» **The exercise**: Reproduce every record below exactly as written, leaving out any pictures.

» **Extracted material**:

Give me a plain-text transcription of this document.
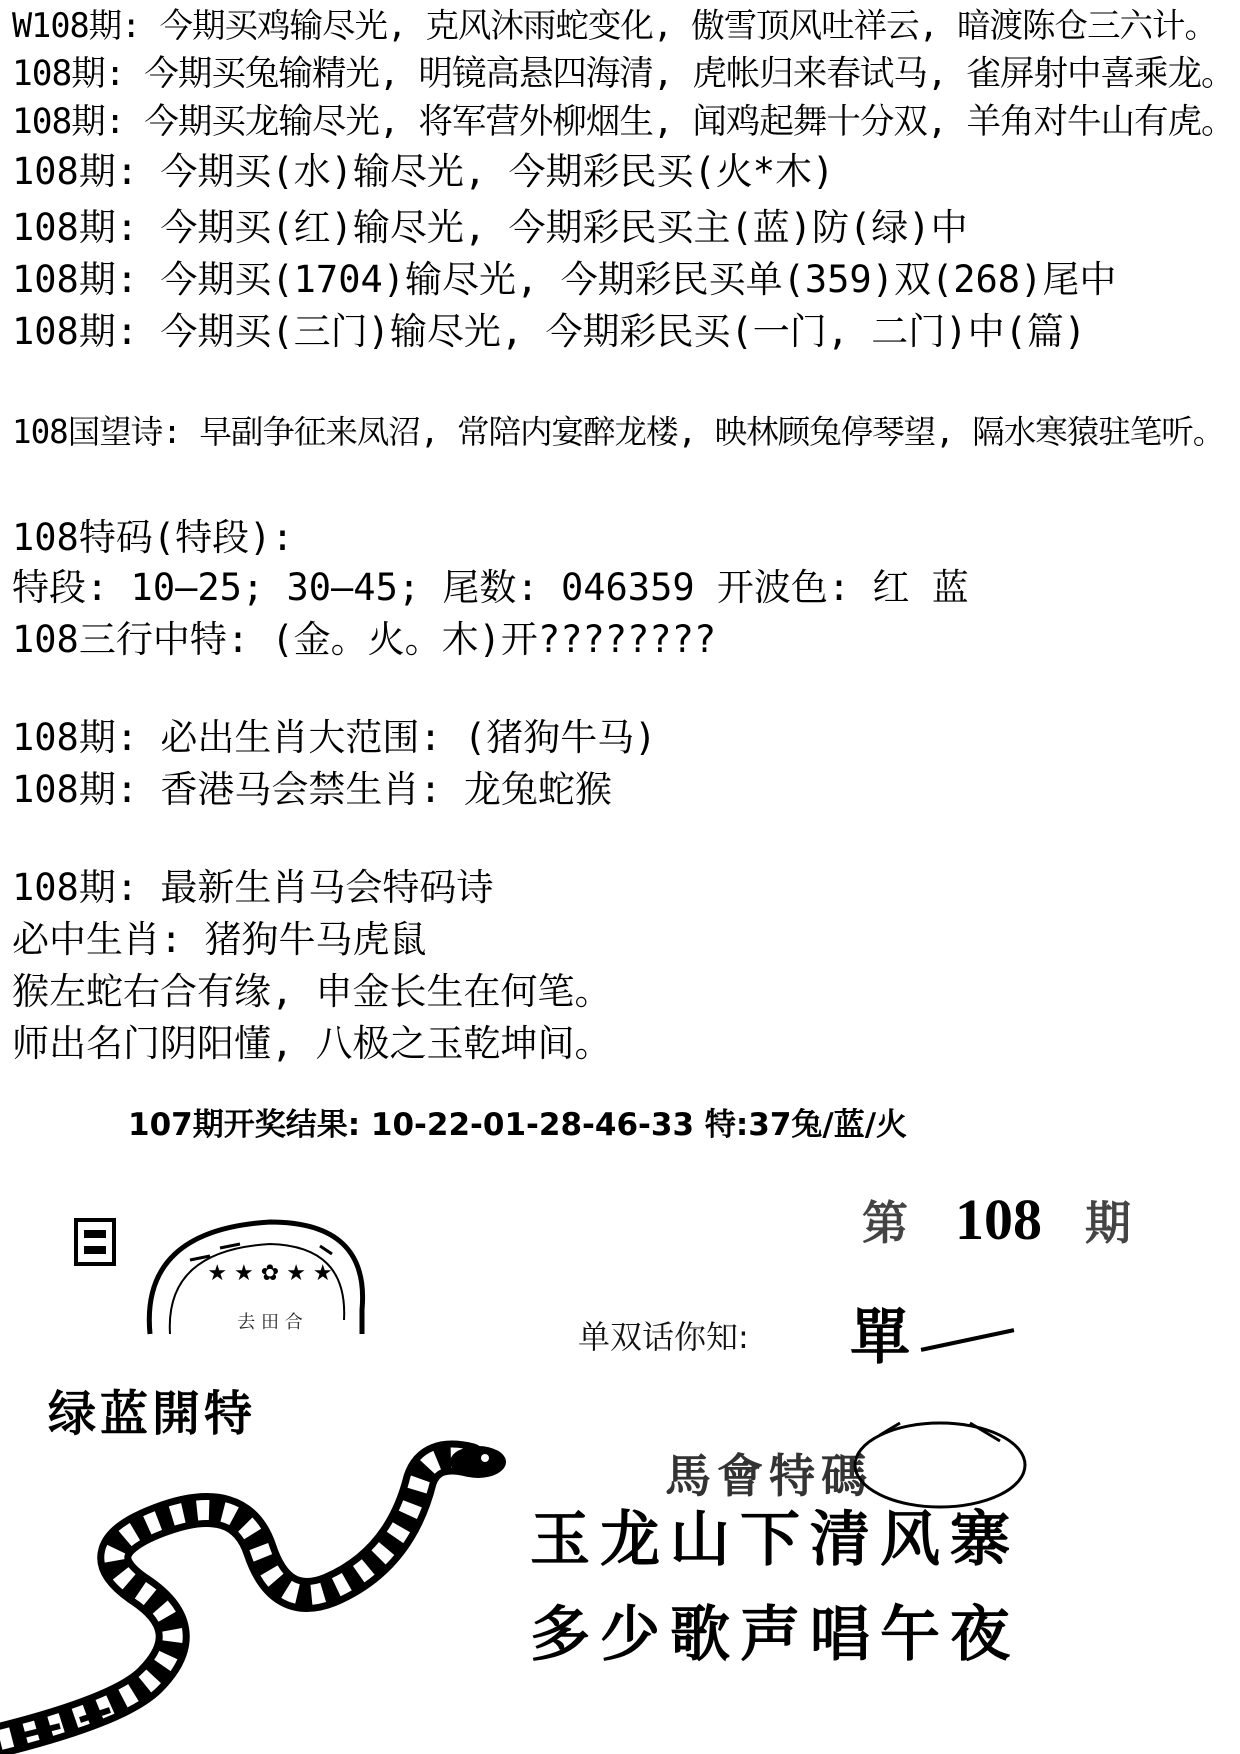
W108期: 今期买鸡输尽光, 克风沐雨蛇变化, 傲雪顶风吐祥云, 暗渡陈仓三六计。
108期: 今期买兔输精光, 明镜高悬四海清, 虎帐归来春试马, 雀屏射中喜乘龙。
108期: 今期买龙输尽光, 将军营外柳烟生, 闻鸡起舞十分双, 羊角对牛山有虎。
108期: 今期买(水)输尽光, 今期彩民买(火*木)
108期: 今期买(红)输尽光, 今期彩民买主(蓝)防(绿)中
108期: 今期买(1704)输尽光, 今期彩民买单(359)双(268)尾中
108期: 今期买(三门)输尽光, 今期彩民买(一门, 二门)中(篇)
108国望诗: 早副争征来凤沼, 常陪内宴醉龙楼, 映林顾兔停琴望, 隔水寒猿驻笔听。
108特码(特段):
特段: 10—25; 30—45; 尾数: 046359 开波色: 红 蓝
108三行中特: (金。火。木)开????????
108期: 必出生肖大范围: (猪狗牛马)
108期: 香港马会禁生肖: 龙兔蛇猴
108期: 最新生肖马会特码诗
必中生肖: 猪狗牛马虎鼠
猴左蛇右合有缘, 申金长生在何笔。
师出名门阴阳懂, 八极之玉乾坤间。
107期开奖结果: 10-22-01-28-46-33 特:37兔/蓝/火
★ ★ ✿ ★ ★
去 田 合
第 108 期
单双话你知: 單
绿蓝開特
馬會特碼
玉龙山下清风寨
多少歌声唱午夜
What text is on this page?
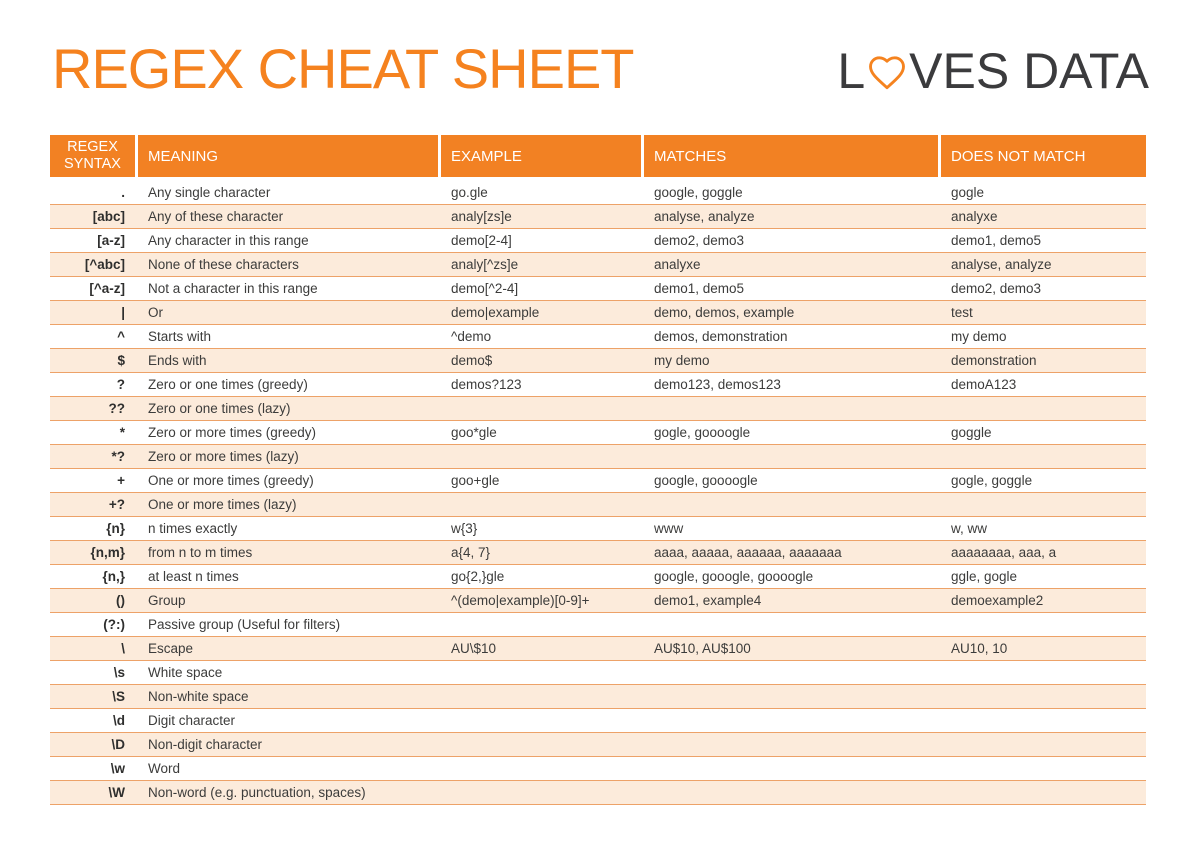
REGEX CHEAT SHEET	L VES DATA
REGEX SYNTAX	MEANING	EXAMPLE	MATCHES	DOES NOT MATCH
.	Any single character	go.gle	google, goggle	gogle
[abc]	Any of these character	analy[zs]e	analyse, analyze	analyxe
[a-z]	Any character in this range	demo[2-4]	demo2, demo3	demo1, demo5
[^abc]	None of these characters	analy[^zs]e	analyxe	analyse, analyze
[^a-z]	Not a character in this range	demo[^2-4]	demo1, demo5	demo2, demo3
|	Or	demo|example	demo, demos, example	test
^	Starts with	^demo	demos, demonstration	my demo
$	Ends with	demo$	my demo	demonstration
?	Zero or one times (greedy)	demos?123	demo123, demos123	demoA123
??	Zero or one times (lazy)			
*	Zero or more times (greedy)	goo*gle	gogle, goooogle	goggle
*?	Zero or more times (lazy)			
+	One or more times (greedy)	goo+gle	google, goooogle	gogle, goggle
+?	One or more times (lazy)			
{n}	n times exactly	w{3}	www	w, ww
{n,m}	from n to m times	a{4, 7}	aaaa, aaaaa, aaaaaa, aaaaaaa	aaaaaaaa, aaa, a
{n,}	at least n times	go{2,}gle	google, gooogle, goooogle	ggle, gogle
()	Group	^(demo|example)[0-9]+	demo1, example4	demoexample2
(?:)	Passive group (Useful for filters)			
\	Escape	AU\$10	AU$10, AU$100	AU10, 10
\s	White space			
\S	Non-white space			
\d	Digit character			
\D	Non-digit character			
\w	Word			
\W	Non-word (e.g. punctuation, spaces)			
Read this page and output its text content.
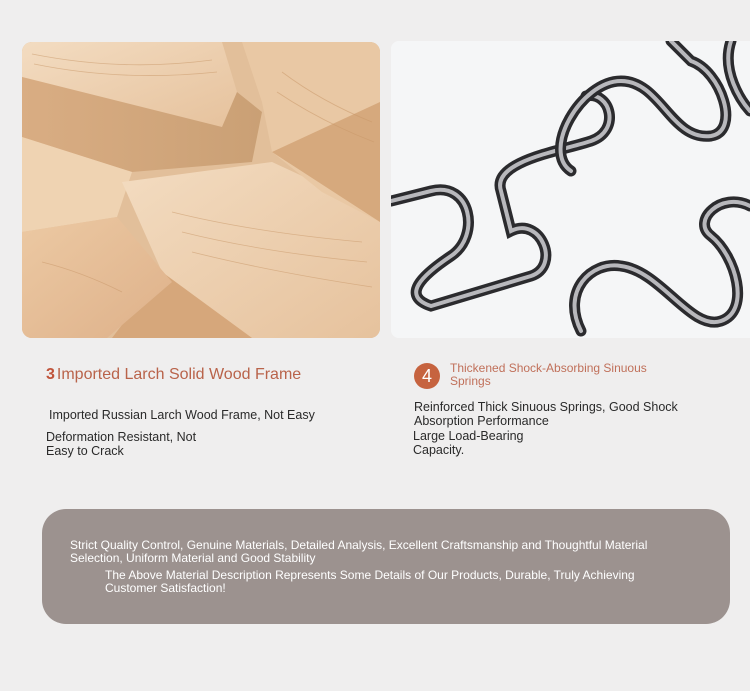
3 Imported Larch Solid Wood Frame
Imported Russian Larch Wood Frame, Not Easy
Deformation Resistant, Not Easy to Crack
4	Thickened Shock-Absorbing Sinuous Springs
Reinforced Thick Sinuous Springs, Good Shock Absorption Performance
Large Load-Bearing Capacity.
Strict Quality Control, Genuine Materials, Detailed Analysis, Excellent Craftsmanship and Thoughtful Material Selection, Uniform Material and Good Stability
The Above Material Description Represents Some Details of Our Products, Durable, Truly Achieving Customer Satisfaction!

» **Output for this exercise**:
Give me a plain-text transcription of this document.
W108期: 今期买鸡输尽光, 克风沐雨蛇变化, 傲雪顶风吐祥云, 暗渡陈仓三六计。
108期: 今期买兔输精光, 明镜高悬四海清, 虎帐归来春试马, 雀屏射中喜乘龙。
108期: 今期买龙输尽光, 将军营外柳烟生, 闻鸡起舞十分双, 羊角对牛山有虎。
108期: 今期买(水)输尽光, 今期彩民买(火*木)
108期: 今期买(红)输尽光, 今期彩民买主(蓝)防(绿)中
108期: 今期买(1704)输尽光, 今期彩民买单(359)双(268)尾中
108期: 今期买(三门)输尽光, 今期彩民买(一门, 二门)中(篇)
108国望诗: 早副争征来凤沼, 常陪内宴醉龙楼, 映林顾兔停琴望, 隔水寒猿驻笔听。
108特码(特段):
特段: 10—25; 30—45; 尾数: 046359 开波色: 红 蓝
108三行中特: (金。火。木)开????????
108期: 必出生肖大范围: (猪狗牛马)
108期: 香港马会禁生肖: 龙兔蛇猴
108期: 最新生肖马会特码诗
必中生肖: 猪狗牛马虎鼠
猴左蛇右合有缘, 申金长生在何笔。
师出名门阴阳懂, 八极之玉乾坤间。
107期开奖结果: 10-22-01-28-46-33 特:37兔/蓝/火
★ ★ ✿ ★ ★
去 田 合
第 108 期
单双话你知: 單
绿蓝開特
馬會特碼
玉龙山下清风寨
多少歌声唱午夜
What text is on this page?
REGEX CHEAT SHEET	L VES DATA
REGEX SYNTAX	MEANING	EXAMPLE	MATCHES	DOES NOT MATCH
.	Any single character	go.gle	google, goggle	gogle
[abc]	Any of these character	analy[zs]e	analyse, analyze	analyxe
[a-z]	Any character in this range	demo[2-4]	demo2, demo3	demo1, demo5
[^abc]	None of these characters	analy[^zs]e	analyxe	analyse, analyze
[^a-z]	Not a character in this range	demo[^2-4]	demo1, demo5	demo2, demo3
|	Or	demo|example	demo, demos, example	test
^	Starts with	^demo	demos, demonstration	my demo
$	Ends with	demo$	my demo	demonstration
?	Zero or one times (greedy)	demos?123	demo123, demos123	demoA123
??	Zero or one times (lazy)			
*	Zero or more times (greedy)	goo*gle	gogle, goooogle	goggle
*?	Zero or more times (lazy)			
+	One or more times (greedy)	goo+gle	google, goooogle	gogle, goggle
+?	One or more times (lazy)			
{n}	n times exactly	w{3}	www	w, ww
{n,m}	from n to m times	a{4, 7}	aaaa, aaaaa, aaaaaa, aaaaaaa	aaaaaaaa, aaa, a
{n,}	at least n times	go{2,}gle	google, gooogle, goooogle	ggle, gogle
()	Group	^(demo|example)[0-9]+	demo1, example4	demoexample2
(?:)	Passive group (Useful for filters)			
\	Escape	AU\$10	AU$10, AU$100	AU10, 10
\s	White space			
\S	Non-white space			
\d	Digit character			
\D	Non-digit character			
\w	Word			
\W	Non-word (e.g. punctuation, spaces)			
Read this page and output its text content.
3 Imported Larch Solid Wood Frame
Imported Russian Larch Wood Frame, Not Easy
Deformation Resistant, Not Easy to Crack
4	Thickened Shock-Absorbing Sinuous Springs
Reinforced Thick Sinuous Springs, Good Shock Absorption Performance
Large Load-Bearing Capacity.
Strict Quality Control, Genuine Materials, Detailed Analysis, Excellent Craftsmanship and Thoughtful Material Selection, Uniform Material and Good Stability
The Above Material Description Represents Some Details of Our Products, Durable, Truly Achieving Customer Satisfaction!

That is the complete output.